=== The request ===
Pictures do not belong in the copy; restate the records below word for word.

Some records

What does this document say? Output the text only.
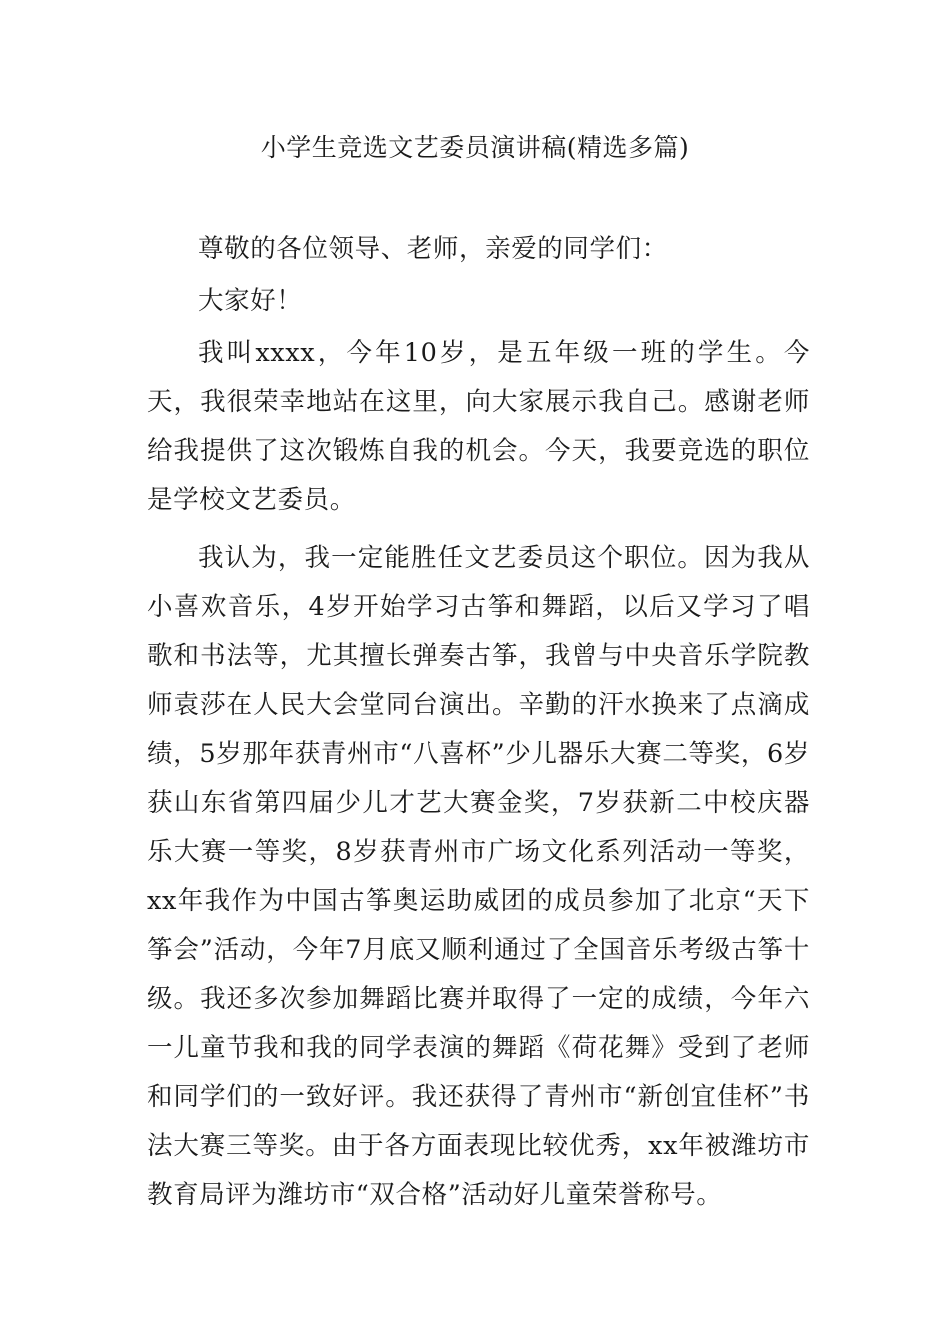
小学生竞选文艺委员演讲稿(精选多篇)

尊敬的各位领导、老师，亲爱的同学们：

大家好！

我叫xxxx，今年10岁，是五年级一班的学生。今天，我很荣幸地站在这里，向大家展示我自己。感谢老师给我提供了这次锻炼自我的机会。今天，我要竞选的职位是学校文艺委员。

我认为，我一定能胜任文艺委员这个职位。因为我从小喜欢音乐，4岁开始学习古筝和舞蹈，以后又学习了唱歌和书法等，尤其擅长弹奏古筝，我曾与中央音乐学院教师袁莎在人民大会堂同台演出。辛勤的汗水换来了点滴成绩，5岁那年获青州市“八喜杯”少儿器乐大赛二等奖，6岁获山东省第四届少儿才艺大赛金奖，7岁获新二中校庆器乐大赛一等奖，8岁获青州市广场文化系列活动一等奖，xx年我作为中国古筝奥运助威团的成员参加了北京“天下筝会”活动，今年7月底又顺利通过了全国音乐考级古筝十级。我还多次参加舞蹈比赛并取得了一定的成绩，今年六一儿童节我和我的同学表演的舞蹈《荷花舞》受到了老师和同学们的一致好评。我还获得了青州市“新创宜佳杯”书法大赛三等奖。由于各方面表现比较优秀，xx年被潍坊市教育局评为潍坊市“双合格”活动好儿童荣誉称号。
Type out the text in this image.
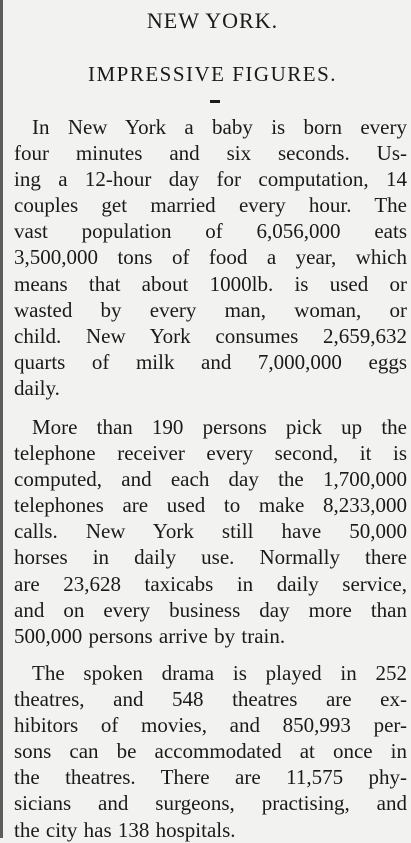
NEW YORK.
IMPRESSIVE FIGURES.

In New York a baby is born every
four minutes and six seconds. Us-
ing a 12-hour day for computation, 14
couples get married every hour. The
vast population of 6,056,000 eats
3,500,000 tons of food a year, which
means that about 1000lb. is used or
wasted by every man, woman, or
child. New York consumes 2,659,632
quarts of milk and 7,000,000 eggs
daily.

More than 190 persons pick up the
telephone receiver every second, it is
computed, and each day the 1,700,000
telephones are used to make 8,233,000
calls. New York still have 50,000
horses in daily use. Normally there
are 23,628 taxicabs in daily service,
and on every business day more than
500,000 persons arrive by train.

The spoken drama is played in 252
theatres, and 548 theatres are ex-
hibitors of movies, and 850,993 per-
sons can be accommodated at once in
the theatres. There are 11,575 phy-
sicians and surgeons, practising, and
the city has 138 hospitals.
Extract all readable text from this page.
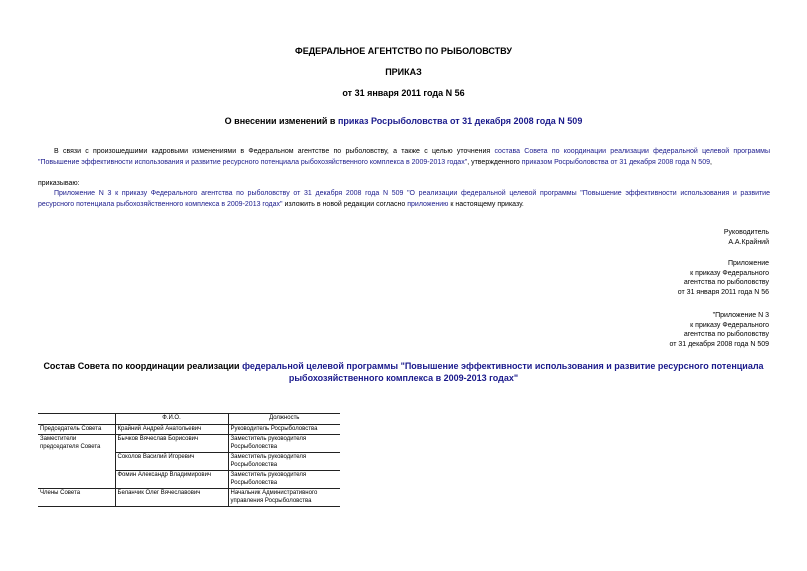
ФЕДЕРАЛЬНОЕ АГЕНТСТВО ПО РЫБОЛОВСТВУ
ПРИКАЗ
от 31 января 2011 года N 56
О внесении изменений в приказ Росрыболовства от 31 декабря 2008 года N 509
В связи с произошедшими кадровыми изменениями в Федеральном агентстве по рыболовству, а также с целью уточнения состава Совета по координации реализации федеральной целевой программы
"Повышение эффективности использования и развитие ресурсного потенциала рыбохозяйственного комплекса в 2009-2013 годах", утвержденного приказом Росрыболовства от 31 декабря 2008 года N 509,
приказываю:
Приложение N 3 к приказу Федерального агентства по рыболовству от 31 декабря 2008 года N 509 "О реализации федеральной целевой программы "Повышение эффективности использования и развитие
ресурсного потенциала рыбохозяйственного комплекса в 2009-2013 годах" изложить в новой редакции согласно приложению к настоящему приказу.
Руководитель
А.А.Крайний
Приложение
к приказу Федерального
агентства по рыболовству
от 31 января 2011 года N 56
"Приложение N 3
к приказу Федерального
агентства по рыболовству
от 31 декабря 2008 года N 509
Состав Совета по координации реализации федеральной целевой программы "Повышение эффективности использования и развитие ресурсного потенциала
рыбохозяйственного комплекса в 2009-2013 годах"
	Ф.И.О.	Должность
Председатель Совета	Крайний Андрей Анатольевич	Руководитель Росрыболовства
Заместители председателя Совета	Бычков Вячеслав Борисович	Заместитель руководителя Росрыболовства
	Соколов Василий Игоревич	Заместитель руководителя Росрыболовства
	Фомин Александр Владимирович	Заместитель руководителя Росрыболовства
Члены Совета	Беланчик Олег Вячеславович	Начальник Административного управления Росрыболовства
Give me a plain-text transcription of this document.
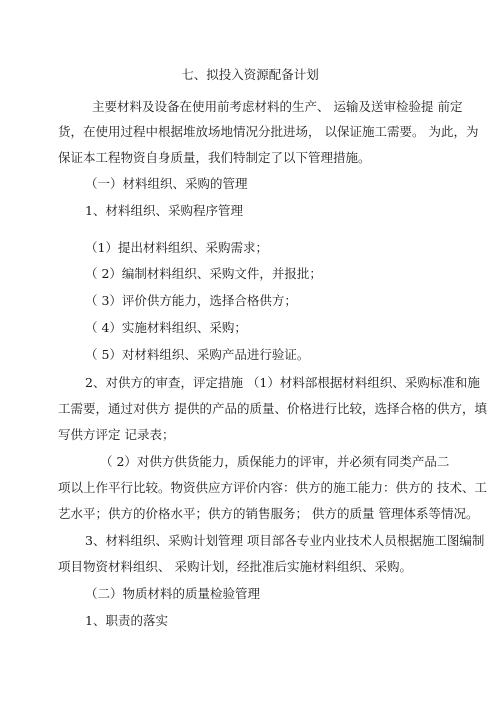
七、拟投入资源配备计划
主要材料及设备在使用前考虑材料的生产、 运输及送审检验提 前定
货，在使用过程中根据堆放场地情况分批进场， 以保证施工需要。 为此，为
保证本工程物资自身质量，我们特制定了以下管理措施。
（一）材料组织、采购的管理
1、材料组织、采购程序管理
（1）提出材料组织、采购需求；
（ 2）编制材料组织、采购文件，并报批；
（ 3）评价供方能力，选择合格供方；
（ 4）实施材料组织、采购；
（ 5）对材料组织、采购产品进行验证。
2、对供方的审查，评定措施 （1）材料部根据材料组织、采购标准和施
工需要，通过对供方 提供的产品的质量、价格进行比较，选择合格的供方，填
写供方评定 记录表；
（ 2）对供方供货能力，质保能力的评审，并必须有同类产品二
项以上作平行比较。物资供应方评价内容：供方的施工能力：供方的 技术、工
艺水平；供方的价格水平；供方的销售服务； 供方的质量 管理体系等情况。
3、材料组织、采购计划管理 项目部各专业内业技术人员根据施工图编制
项目物资材料组织、 采购计划，经批准后实施材料组织、采购。
（二）物质材料的质量检验管理
1、职责的落实
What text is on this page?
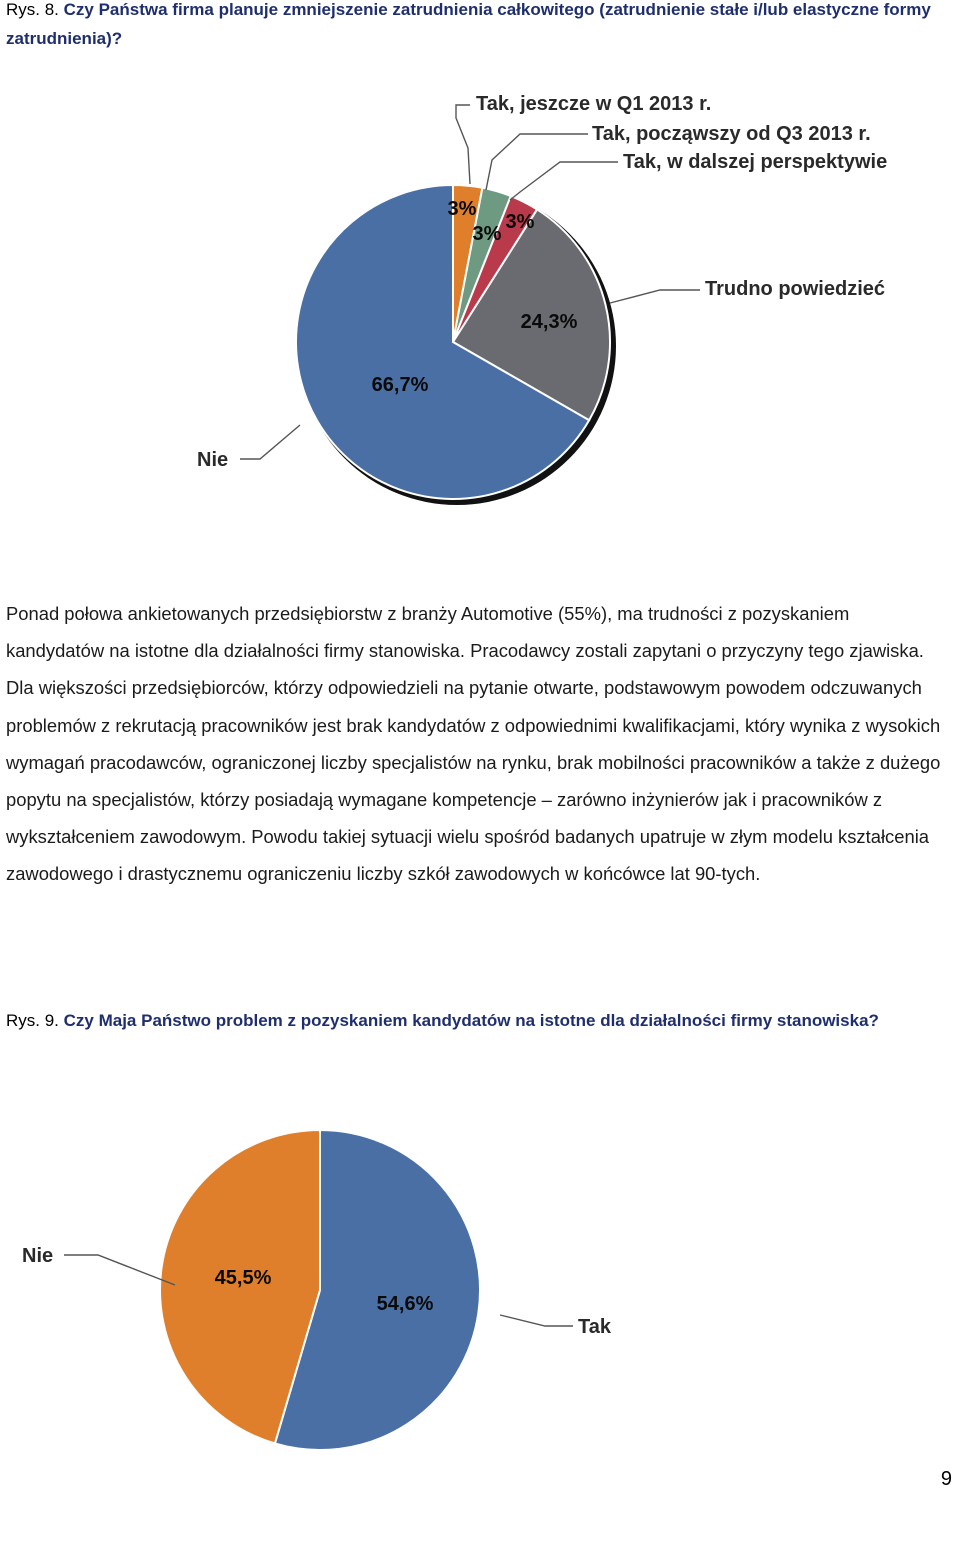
Rys. 8. Czy Państwa firma planuje zmniejszenie zatrudnienia całkowitego (zatrudnienie stałe i/lub elastyczne formy zatrudnienia)?

3%
Tak, jeszcze w Q1 2013 r.
3%
Tak, począwszy od Q3 2013 r.
3%
Tak, w dalszej perspektywie
24,3%
Trudno powiedzieć
66,7%
Nie

Ponad połowa ankietowanych przedsiębiorstw z branży Automotive (55%), ma trudności z pozyskaniem kandydatów na istotne dla działalności firmy stanowiska. Pracodawcy zostali zapytani o przyczyny tego zjawiska. Dla większości przedsiębiorców, którzy odpowiedzieli na pytanie otwarte, podstawowym powodem odczuwanych problemów z rekrutacją pracowników jest brak kandydatów z odpowiednimi kwalifikacjami, który wynika z wysokich wymagań pracodawców, ograniczonej liczby specjalistów na rynku, brak mobilności pracowników a także z dużego popytu na specjalistów, którzy posiadają wymagane kompetencje – zarówno inżynierów jak i pracowników z wykształceniem zawodowym. Powodu takiej sytuacji wielu spośród badanych upatruje w złym modelu kształcenia zawodowego i drastycznemu ograniczeniu liczby szkół zawodowych w końcówce lat 90-tych.

Rys. 9. Czy Maja Państwo problem z pozyskaniem kandydatów na istotne dla działalności firmy stanowiska?

54,6%
Tak
45,5%
Nie
9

=== Worked answer ===
What does this document say? Output the text only.
小学生竞选文艺委员演讲稿(精选多篇)

尊敬的各位领导、老师，亲爱的同学们：

大家好！

我叫xxxx，今年10岁，是五年级一班的学生。今天，我很荣幸地站在这里，向大家展示我自己。感谢老师给我提供了这次锻炼自我的机会。今天，我要竞选的职位是学校文艺委员。

我认为，我一定能胜任文艺委员这个职位。因为我从小喜欢音乐，4岁开始学习古筝和舞蹈，以后又学习了唱歌和书法等，尤其擅长弹奏古筝，我曾与中央音乐学院教师袁莎在人民大会堂同台演出。辛勤的汗水换来了点滴成绩，5岁那年获青州市“八喜杯”少儿器乐大赛二等奖，6岁获山东省第四届少儿才艺大赛金奖，7岁获新二中校庆器乐大赛一等奖，8岁获青州市广场文化系列活动一等奖，xx年我作为中国古筝奥运助威团的成员参加了北京“天下筝会”活动，今年7月底又顺利通过了全国音乐考级古筝十级。我还多次参加舞蹈比赛并取得了一定的成绩，今年六一儿童节我和我的同学表演的舞蹈《荷花舞》受到了老师和同学们的一致好评。我还获得了青州市“新创宜佳杯”书法大赛三等奖。由于各方面表现比较优秀，xx年被潍坊市教育局评为潍坊市“双合格”活动好儿童荣誉称号。
Type out the text in this image.
NEW YORK.
IMPRESSIVE FIGURES.

In New York a baby is born every
four minutes and six seconds. Us-
ing a 12-hour day for computation, 14
couples get married every hour. The
vast population of 6,056,000 eats
3,500,000 tons of food a year, which
means that about 1000lb. is used or
wasted by every man, woman, or
child. New York consumes 2,659,632
quarts of milk and 7,000,000 eggs
daily.

More than 190 persons pick up the
telephone receiver every second, it is
computed, and each day the 1,700,000
telephones are used to make 8,233,000
calls. New York still have 50,000
horses in daily use. Normally there
are 23,628 taxicabs in daily service,
and on every business day more than
500,000 persons arrive by train.

The spoken drama is played in 252
theatres, and 548 theatres are ex-
hibitors of movies, and 850,993 per-
sons can be accommodated at once in
the theatres. There are 11,575 phy-
sicians and surgeons, practising, and
the city has 138 hospitals.
Extract all readable text from this page.
ФЕДЕРАЛЬНОЕ АГЕНТСТВО ПО РЫБОЛОВСТВУ
ПРИКАЗ
от 31 января 2011 года N 56
О внесении изменений в приказ Росрыболовства от 31 декабря 2008 года N 509
В связи с произошедшими кадровыми изменениями в Федеральном агентстве по рыболовству, а также с целью уточнения состава Совета по координации реализации федеральной целевой программы
"Повышение эффективности использования и развитие ресурсного потенциала рыбохозяйственного комплекса в 2009-2013 годах", утвержденного приказом Росрыболовства от 31 декабря 2008 года N 509,
приказываю:
Приложение N 3 к приказу Федерального агентства по рыболовству от 31 декабря 2008 года N 509 "О реализации федеральной целевой программы "Повышение эффективности использования и развитие
ресурсного потенциала рыбохозяйственного комплекса в 2009-2013 годах" изложить в новой редакции согласно приложению к настоящему приказу.
Руководитель
А.А.Крайний
Приложение
к приказу Федерального
агентства по рыболовству
от 31 января 2011 года N 56
"Приложение N 3
к приказу Федерального
агентства по рыболовству
от 31 декабря 2008 года N 509
Состав Совета по координации реализации федеральной целевой программы "Повышение эффективности использования и развитие ресурсного потенциала
рыбохозяйственного комплекса в 2009-2013 годах"
	Ф.И.О.	Должность
Председатель Совета	Крайний Андрей Анатольевич	Руководитель Росрыболовства
Заместители председателя Совета	Бычков Вячеслав Борисович	Заместитель руководителя Росрыболовства
	Соколов Василий Игоревич	Заместитель руководителя Росрыболовства
	Фомин Александр Владимирович	Заместитель руководителя Росрыболовства
Члены Совета	Беланчик Олег Вячеславович	Начальник Административного управления Росрыболовства
Give me a plain-text transcription of this document.
七、拟投入资源配备计划
主要材料及设备在使用前考虑材料的生产、 运输及送审检验提 前定
货，在使用过程中根据堆放场地情况分批进场， 以保证施工需要。 为此，为
保证本工程物资自身质量，我们特制定了以下管理措施。
（一）材料组织、采购的管理
1、材料组织、采购程序管理
（1）提出材料组织、采购需求；
（ 2）编制材料组织、采购文件，并报批；
（ 3）评价供方能力，选择合格供方；
（ 4）实施材料组织、采购；
（ 5）对材料组织、采购产品进行验证。
2、对供方的审查，评定措施 （1）材料部根据材料组织、采购标准和施
工需要，通过对供方 提供的产品的质量、价格进行比较，选择合格的供方，填
写供方评定 记录表；
（ 2）对供方供货能力，质保能力的评审，并必须有同类产品二
项以上作平行比较。物资供应方评价内容：供方的施工能力：供方的 技术、工
艺水平；供方的价格水平；供方的销售服务； 供方的质量 管理体系等情况。
3、材料组织、采购计划管理 项目部各专业内业技术人员根据施工图编制
项目物资材料组织、 采购计划，经批准后实施材料组织、采购。
（二）物质材料的质量检验管理
1、职责的落实
What text is on this page?
Rys. 8. Czy Państwa firma planuje zmniejszenie zatrudnienia całkowitego (zatrudnienie stałe i/lub elastyczne formy zatrudnienia)?

3%
Tak, jeszcze w Q1 2013 r.
3%
Tak, począwszy od Q3 2013 r.
3%
Tak, w dalszej perspektywie
24,3%
Trudno powiedzieć
66,7%
Nie

Ponad połowa ankietowanych przedsiębiorstw z branży Automotive (55%), ma trudności z pozyskaniem kandydatów na istotne dla działalności firmy stanowiska. Pracodawcy zostali zapytani o przyczyny tego zjawiska. Dla większości przedsiębiorców, którzy odpowiedzieli na pytanie otwarte, podstawowym powodem odczuwanych problemów z rekrutacją pracowników jest brak kandydatów z odpowiednimi kwalifikacjami, który wynika z wysokich wymagań pracodawców, ograniczonej liczby specjalistów na rynku, brak mobilności pracowników a także z dużego popytu na specjalistów, którzy posiadają wymagane kompetencje – zarówno inżynierów jak i pracowników z wykształceniem zawodowym. Powodu takiej sytuacji wielu spośród badanych upatruje w złym modelu kształcenia zawodowego i drastycznemu ograniczeniu liczby szkół zawodowych w końcówce lat 90-tych.

Rys. 9. Czy Maja Państwo problem z pozyskaniem kandydatów na istotne dla działalności firmy stanowiska?

54,6%
Tak
45,5%
Nie
9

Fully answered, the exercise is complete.